Written request: Return the complete listing that follows, with each line reproduced exactly.

Source data:
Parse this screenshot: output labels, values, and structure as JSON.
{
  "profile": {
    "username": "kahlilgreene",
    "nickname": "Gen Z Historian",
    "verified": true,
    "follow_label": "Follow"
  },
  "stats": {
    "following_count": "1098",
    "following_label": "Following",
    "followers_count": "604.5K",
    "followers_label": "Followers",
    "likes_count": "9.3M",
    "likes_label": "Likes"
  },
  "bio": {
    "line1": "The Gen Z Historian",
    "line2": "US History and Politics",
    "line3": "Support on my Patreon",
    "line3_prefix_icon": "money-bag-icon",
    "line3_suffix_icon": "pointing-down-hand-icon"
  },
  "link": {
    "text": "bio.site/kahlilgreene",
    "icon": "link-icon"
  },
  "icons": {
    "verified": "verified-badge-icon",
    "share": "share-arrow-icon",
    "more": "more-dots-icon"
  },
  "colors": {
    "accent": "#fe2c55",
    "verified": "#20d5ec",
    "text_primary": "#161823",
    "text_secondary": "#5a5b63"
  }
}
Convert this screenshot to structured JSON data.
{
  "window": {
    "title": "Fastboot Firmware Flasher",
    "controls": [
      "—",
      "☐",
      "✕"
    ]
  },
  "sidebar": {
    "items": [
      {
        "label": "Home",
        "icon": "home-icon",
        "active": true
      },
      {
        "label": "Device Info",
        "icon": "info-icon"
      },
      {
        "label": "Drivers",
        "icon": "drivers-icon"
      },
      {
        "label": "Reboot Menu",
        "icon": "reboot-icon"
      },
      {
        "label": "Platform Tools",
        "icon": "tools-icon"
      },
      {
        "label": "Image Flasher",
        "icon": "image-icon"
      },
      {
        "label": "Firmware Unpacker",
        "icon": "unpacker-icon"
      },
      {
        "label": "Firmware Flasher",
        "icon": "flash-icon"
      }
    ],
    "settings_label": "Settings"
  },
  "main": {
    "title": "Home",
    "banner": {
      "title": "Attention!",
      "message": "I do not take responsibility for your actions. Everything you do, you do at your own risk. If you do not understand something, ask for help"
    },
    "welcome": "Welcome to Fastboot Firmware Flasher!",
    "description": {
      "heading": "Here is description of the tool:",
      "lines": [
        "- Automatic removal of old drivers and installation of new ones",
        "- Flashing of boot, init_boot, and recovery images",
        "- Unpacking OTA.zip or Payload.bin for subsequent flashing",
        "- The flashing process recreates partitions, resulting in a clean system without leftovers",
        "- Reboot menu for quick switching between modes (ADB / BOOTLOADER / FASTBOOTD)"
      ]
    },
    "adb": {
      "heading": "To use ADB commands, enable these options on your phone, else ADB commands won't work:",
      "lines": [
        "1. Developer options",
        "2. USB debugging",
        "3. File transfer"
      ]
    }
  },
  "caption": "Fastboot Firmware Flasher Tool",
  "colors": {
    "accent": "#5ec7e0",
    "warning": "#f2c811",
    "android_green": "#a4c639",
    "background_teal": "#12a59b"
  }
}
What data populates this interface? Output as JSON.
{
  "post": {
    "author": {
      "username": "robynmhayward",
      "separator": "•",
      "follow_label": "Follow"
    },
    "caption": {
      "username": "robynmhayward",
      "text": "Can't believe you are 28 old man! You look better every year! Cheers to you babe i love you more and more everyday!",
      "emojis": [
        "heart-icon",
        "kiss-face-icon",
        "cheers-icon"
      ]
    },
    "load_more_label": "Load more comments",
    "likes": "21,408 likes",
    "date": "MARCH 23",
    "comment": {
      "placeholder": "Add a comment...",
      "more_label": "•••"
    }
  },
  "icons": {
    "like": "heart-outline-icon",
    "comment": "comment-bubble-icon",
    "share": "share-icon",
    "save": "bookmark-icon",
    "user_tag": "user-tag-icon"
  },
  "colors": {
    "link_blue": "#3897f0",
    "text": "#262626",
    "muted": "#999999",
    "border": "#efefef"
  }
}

Complete response:
Parse this screenshot: output labels, values, and structure as JSON.
{
  "profile": {
    "username": "kahlilgreene",
    "nickname": "Gen Z Historian",
    "verified": true,
    "follow_label": "Follow"
  },
  "stats": {
    "following_count": "1098",
    "following_label": "Following",
    "followers_count": "604.5K",
    "followers_label": "Followers",
    "likes_count": "9.3M",
    "likes_label": "Likes"
  },
  "bio": {
    "line1": "The Gen Z Historian",
    "line2": "US History and Politics",
    "line3": "Support on my Patreon",
    "line3_prefix_icon": "money-bag-icon",
    "line3_suffix_icon": "pointing-down-hand-icon"
  },
  "link": {
    "text": "bio.site/kahlilgreene",
    "icon": "link-icon"
  },
  "icons": {
    "verified": "verified-badge-icon",
    "share": "share-arrow-icon",
    "more": "more-dots-icon"
  },
  "colors": {
    "accent": "#fe2c55",
    "verified": "#20d5ec",
    "text_primary": "#161823",
    "text_secondary": "#5a5b63"
  }
}
Convert this screenshot to structured JSON data.
{
  "window": {
    "title": "Fastboot Firmware Flasher",
    "controls": [
      "—",
      "☐",
      "✕"
    ]
  },
  "sidebar": {
    "items": [
      {
        "label": "Home",
        "icon": "home-icon",
        "active": true
      },
      {
        "label": "Device Info",
        "icon": "info-icon"
      },
      {
        "label": "Drivers",
        "icon": "drivers-icon"
      },
      {
        "label": "Reboot Menu",
        "icon": "reboot-icon"
      },
      {
        "label": "Platform Tools",
        "icon": "tools-icon"
      },
      {
        "label": "Image Flasher",
        "icon": "image-icon"
      },
      {
        "label": "Firmware Unpacker",
        "icon": "unpacker-icon"
      },
      {
        "label": "Firmware Flasher",
        "icon": "flash-icon"
      }
    ],
    "settings_label": "Settings"
  },
  "main": {
    "title": "Home",
    "banner": {
      "title": "Attention!",
      "message": "I do not take responsibility for your actions. Everything you do, you do at your own risk. If you do not understand something, ask for help"
    },
    "welcome": "Welcome to Fastboot Firmware Flasher!",
    "description": {
      "heading": "Here is description of the tool:",
      "lines": [
        "- Automatic removal of old drivers and installation of new ones",
        "- Flashing of boot, init_boot, and recovery images",
        "- Unpacking OTA.zip or Payload.bin for subsequent flashing",
        "- The flashing process recreates partitions, resulting in a clean system without leftovers",
        "- Reboot menu for quick switching between modes (ADB / BOOTLOADER / FASTBOOTD)"
      ]
    },
    "adb": {
      "heading": "To use ADB commands, enable these options on your phone, else ADB commands won't work:",
      "lines": [
        "1. Developer options",
        "2. USB debugging",
        "3. File transfer"
      ]
    }
  },
  "caption": "Fastboot Firmware Flasher Tool",
  "colors": {
    "accent": "#5ec7e0",
    "warning": "#f2c811",
    "android_green": "#a4c639",
    "background_teal": "#12a59b"
  }
}
What data populates this interface? Output as JSON.
{
  "post": {
    "author": {
      "username": "robynmhayward",
      "separator": "•",
      "follow_label": "Follow"
    },
    "caption": {
      "username": "robynmhayward",
      "text": "Can't believe you are 28 old man! You look better every year! Cheers to you babe i love you more and more everyday!",
      "emojis": [
        "heart-icon",
        "kiss-face-icon",
        "cheers-icon"
      ]
    },
    "load_more_label": "Load more comments",
    "likes": "21,408 likes",
    "date": "MARCH 23",
    "comment": {
      "placeholder": "Add a comment...",
      "more_label": "•••"
    }
  },
  "icons": {
    "like": "heart-outline-icon",
    "comment": "comment-bubble-icon",
    "share": "share-icon",
    "save": "bookmark-icon",
    "user_tag": "user-tag-icon"
  },
  "colors": {
    "link_blue": "#3897f0",
    "text": "#262626",
    "muted": "#999999",
    "border": "#efefef"
  }
}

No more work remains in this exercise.